= WHAT NEEDS TO BE DONE =
Repeat the whole listing exactly as written.

═════ SUPPLIED ENTRIES

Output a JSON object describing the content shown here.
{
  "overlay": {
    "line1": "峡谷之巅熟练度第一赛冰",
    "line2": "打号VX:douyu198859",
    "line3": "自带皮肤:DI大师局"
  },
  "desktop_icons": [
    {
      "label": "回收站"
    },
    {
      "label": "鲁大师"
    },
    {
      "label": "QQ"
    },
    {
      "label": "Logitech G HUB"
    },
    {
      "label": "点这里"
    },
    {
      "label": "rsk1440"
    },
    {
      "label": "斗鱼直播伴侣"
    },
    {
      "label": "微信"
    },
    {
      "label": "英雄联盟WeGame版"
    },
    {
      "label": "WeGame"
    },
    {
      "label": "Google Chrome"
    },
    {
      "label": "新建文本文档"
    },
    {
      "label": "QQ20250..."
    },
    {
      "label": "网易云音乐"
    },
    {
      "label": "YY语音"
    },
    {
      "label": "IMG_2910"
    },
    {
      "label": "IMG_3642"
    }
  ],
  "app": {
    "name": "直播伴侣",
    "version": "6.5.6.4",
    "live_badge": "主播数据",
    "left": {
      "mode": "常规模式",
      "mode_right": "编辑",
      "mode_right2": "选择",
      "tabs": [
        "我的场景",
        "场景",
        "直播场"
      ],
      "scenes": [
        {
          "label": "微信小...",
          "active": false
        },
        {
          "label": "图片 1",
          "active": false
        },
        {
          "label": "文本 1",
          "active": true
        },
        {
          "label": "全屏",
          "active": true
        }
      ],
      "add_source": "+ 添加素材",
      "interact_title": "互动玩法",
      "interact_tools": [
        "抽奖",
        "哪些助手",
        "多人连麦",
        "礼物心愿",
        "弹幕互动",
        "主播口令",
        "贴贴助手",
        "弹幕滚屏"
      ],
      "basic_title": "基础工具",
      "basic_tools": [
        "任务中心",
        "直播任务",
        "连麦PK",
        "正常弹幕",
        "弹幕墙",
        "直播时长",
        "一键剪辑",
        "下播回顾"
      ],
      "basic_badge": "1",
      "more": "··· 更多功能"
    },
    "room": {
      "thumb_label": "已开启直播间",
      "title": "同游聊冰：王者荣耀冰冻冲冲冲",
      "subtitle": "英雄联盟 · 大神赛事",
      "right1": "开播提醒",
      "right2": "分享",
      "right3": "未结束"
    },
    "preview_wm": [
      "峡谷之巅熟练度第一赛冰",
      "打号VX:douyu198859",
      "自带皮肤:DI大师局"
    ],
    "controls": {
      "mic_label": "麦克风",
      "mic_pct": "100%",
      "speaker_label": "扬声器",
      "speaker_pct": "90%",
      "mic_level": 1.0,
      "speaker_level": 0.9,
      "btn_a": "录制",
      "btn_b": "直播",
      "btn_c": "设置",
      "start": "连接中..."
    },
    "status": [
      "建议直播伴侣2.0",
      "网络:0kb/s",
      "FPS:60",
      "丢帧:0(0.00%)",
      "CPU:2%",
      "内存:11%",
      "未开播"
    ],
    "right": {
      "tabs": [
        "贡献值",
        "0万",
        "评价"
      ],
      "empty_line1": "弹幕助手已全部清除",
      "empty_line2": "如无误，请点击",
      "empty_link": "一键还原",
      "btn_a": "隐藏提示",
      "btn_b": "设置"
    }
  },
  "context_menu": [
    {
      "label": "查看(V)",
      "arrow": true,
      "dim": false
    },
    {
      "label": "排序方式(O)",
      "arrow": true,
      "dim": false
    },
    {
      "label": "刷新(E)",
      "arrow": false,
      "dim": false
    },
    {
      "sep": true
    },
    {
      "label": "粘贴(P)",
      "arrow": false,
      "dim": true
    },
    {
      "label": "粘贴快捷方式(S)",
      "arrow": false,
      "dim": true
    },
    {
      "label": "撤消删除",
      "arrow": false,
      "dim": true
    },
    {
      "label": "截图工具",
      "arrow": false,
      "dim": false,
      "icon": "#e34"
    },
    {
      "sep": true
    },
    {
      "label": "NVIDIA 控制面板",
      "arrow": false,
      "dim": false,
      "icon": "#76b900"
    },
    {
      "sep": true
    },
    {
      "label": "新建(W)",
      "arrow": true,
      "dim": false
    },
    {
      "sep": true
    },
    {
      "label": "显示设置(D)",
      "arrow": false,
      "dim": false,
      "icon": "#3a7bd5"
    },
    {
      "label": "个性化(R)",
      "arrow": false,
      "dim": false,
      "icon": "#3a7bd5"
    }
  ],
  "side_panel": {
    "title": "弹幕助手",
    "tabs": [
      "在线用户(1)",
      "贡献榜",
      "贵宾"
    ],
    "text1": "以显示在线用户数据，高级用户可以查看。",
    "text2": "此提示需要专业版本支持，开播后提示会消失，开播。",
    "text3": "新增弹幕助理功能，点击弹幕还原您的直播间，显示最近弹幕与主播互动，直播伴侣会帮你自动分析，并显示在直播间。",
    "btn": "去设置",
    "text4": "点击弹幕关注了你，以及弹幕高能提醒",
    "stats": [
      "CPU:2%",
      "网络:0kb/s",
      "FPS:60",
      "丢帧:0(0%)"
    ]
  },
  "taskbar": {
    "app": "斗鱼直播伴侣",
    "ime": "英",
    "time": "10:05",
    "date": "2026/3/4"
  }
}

══════════

= SOLVED PROBLEM =
Output a JSON object describing the content shown here.
{
  "overlay": {
    "line1": "峡谷之巅熟练度第一赛冰",
    "line2": "打号VX:douyu198859",
    "line3": "自带皮肤:DI大师局"
  },
  "desktop_icons": [
    {
      "label": "回收站"
    },
    {
      "label": "鲁大师"
    },
    {
      "label": "QQ"
    },
    {
      "label": "Logitech G HUB"
    },
    {
      "label": "点这里"
    },
    {
      "label": "rsk1440"
    },
    {
      "label": "斗鱼直播伴侣"
    },
    {
      "label": "微信"
    },
    {
      "label": "英雄联盟WeGame版"
    },
    {
      "label": "WeGame"
    },
    {
      "label": "Google Chrome"
    },
    {
      "label": "新建文本文档"
    },
    {
      "label": "QQ20250..."
    },
    {
      "label": "网易云音乐"
    },
    {
      "label": "YY语音"
    },
    {
      "label": "IMG_2910"
    },
    {
      "label": "IMG_3642"
    }
  ],
  "app": {
    "name": "直播伴侣",
    "version": "6.5.6.4",
    "live_badge": "主播数据",
    "left": {
      "mode": "常规模式",
      "mode_right": "编辑",
      "mode_right2": "选择",
      "tabs": [
        "我的场景",
        "场景",
        "直播场"
      ],
      "scenes": [
        {
          "label": "微信小...",
          "active": false
        },
        {
          "label": "图片 1",
          "active": false
        },
        {
          "label": "文本 1",
          "active": true
        },
        {
          "label": "全屏",
          "active": true
        }
      ],
      "add_source": "+ 添加素材",
      "interact_title": "互动玩法",
      "interact_tools": [
        "抽奖",
        "哪些助手",
        "多人连麦",
        "礼物心愿",
        "弹幕互动",
        "主播口令",
        "贴贴助手",
        "弹幕滚屏"
      ],
      "basic_title": "基础工具",
      "basic_tools": [
        "任务中心",
        "直播任务",
        "连麦PK",
        "正常弹幕",
        "弹幕墙",
        "直播时长",
        "一键剪辑",
        "下播回顾"
      ],
      "basic_badge": "1",
      "more": "··· 更多功能"
    },
    "room": {
      "thumb_label": "已开启直播间",
      "title": "同游聊冰：王者荣耀冰冻冲冲冲",
      "subtitle": "英雄联盟 · 大神赛事",
      "right1": "开播提醒",
      "right2": "分享",
      "right3": "未结束"
    },
    "preview_wm": [
      "峡谷之巅熟练度第一赛冰",
      "打号VX:douyu198859",
      "自带皮肤:DI大师局"
    ],
    "controls": {
      "mic_label": "麦克风",
      "mic_pct": "100%",
      "speaker_label": "扬声器",
      "speaker_pct": "90%",
      "mic_level": 1.0,
      "speaker_level": 0.9,
      "btn_a": "录制",
      "btn_b": "直播",
      "btn_c": "设置",
      "start": "连接中..."
    },
    "status": [
      "建议直播伴侣2.0",
      "网络:0kb/s",
      "FPS:60",
      "丢帧:0(0.00%)",
      "CPU:2%",
      "内存:11%",
      "未开播"
    ],
    "right": {
      "tabs": [
        "贡献值",
        "0万",
        "评价"
      ],
      "empty_line1": "弹幕助手已全部清除",
      "empty_line2": "如无误，请点击",
      "empty_link": "一键还原",
      "btn_a": "隐藏提示",
      "btn_b": "设置"
    }
  },
  "context_menu": [
    {
      "label": "查看(V)",
      "arrow": true,
      "dim": false
    },
    {
      "label": "排序方式(O)",
      "arrow": true,
      "dim": false
    },
    {
      "label": "刷新(E)",
      "arrow": false,
      "dim": false
    },
    {
      "sep": true
    },
    {
      "label": "粘贴(P)",
      "arrow": false,
      "dim": true
    },
    {
      "label": "粘贴快捷方式(S)",
      "arrow": false,
      "dim": true
    },
    {
      "label": "撤消删除",
      "arrow": false,
      "dim": true
    },
    {
      "label": "截图工具",
      "arrow": false,
      "dim": false,
      "icon": "#e34"
    },
    {
      "sep": true
    },
    {
      "label": "NVIDIA 控制面板",
      "arrow": false,
      "dim": false,
      "icon": "#76b900"
    },
    {
      "sep": true
    },
    {
      "label": "新建(W)",
      "arrow": true,
      "dim": false
    },
    {
      "sep": true
    },
    {
      "label": "显示设置(D)",
      "arrow": false,
      "dim": false,
      "icon": "#3a7bd5"
    },
    {
      "label": "个性化(R)",
      "arrow": false,
      "dim": false,
      "icon": "#3a7bd5"
    }
  ],
  "side_panel": {
    "title": "弹幕助手",
    "tabs": [
      "在线用户(1)",
      "贡献榜",
      "贵宾"
    ],
    "text1": "以显示在线用户数据，高级用户可以查看。",
    "text2": "此提示需要专业版本支持，开播后提示会消失，开播。",
    "text3": "新增弹幕助理功能，点击弹幕还原您的直播间，显示最近弹幕与主播互动，直播伴侣会帮你自动分析，并显示在直播间。",
    "btn": "去设置",
    "text4": "点击弹幕关注了你，以及弹幕高能提醒",
    "stats": [
      "CPU:2%",
      "网络:0kb/s",
      "FPS:60",
      "丢帧:0(0%)"
    ]
  },
  "taskbar": {
    "app": "斗鱼直播伴侣",
    "ime": "英",
    "time": "10:05",
    "date": "2026/3/4"
  }
}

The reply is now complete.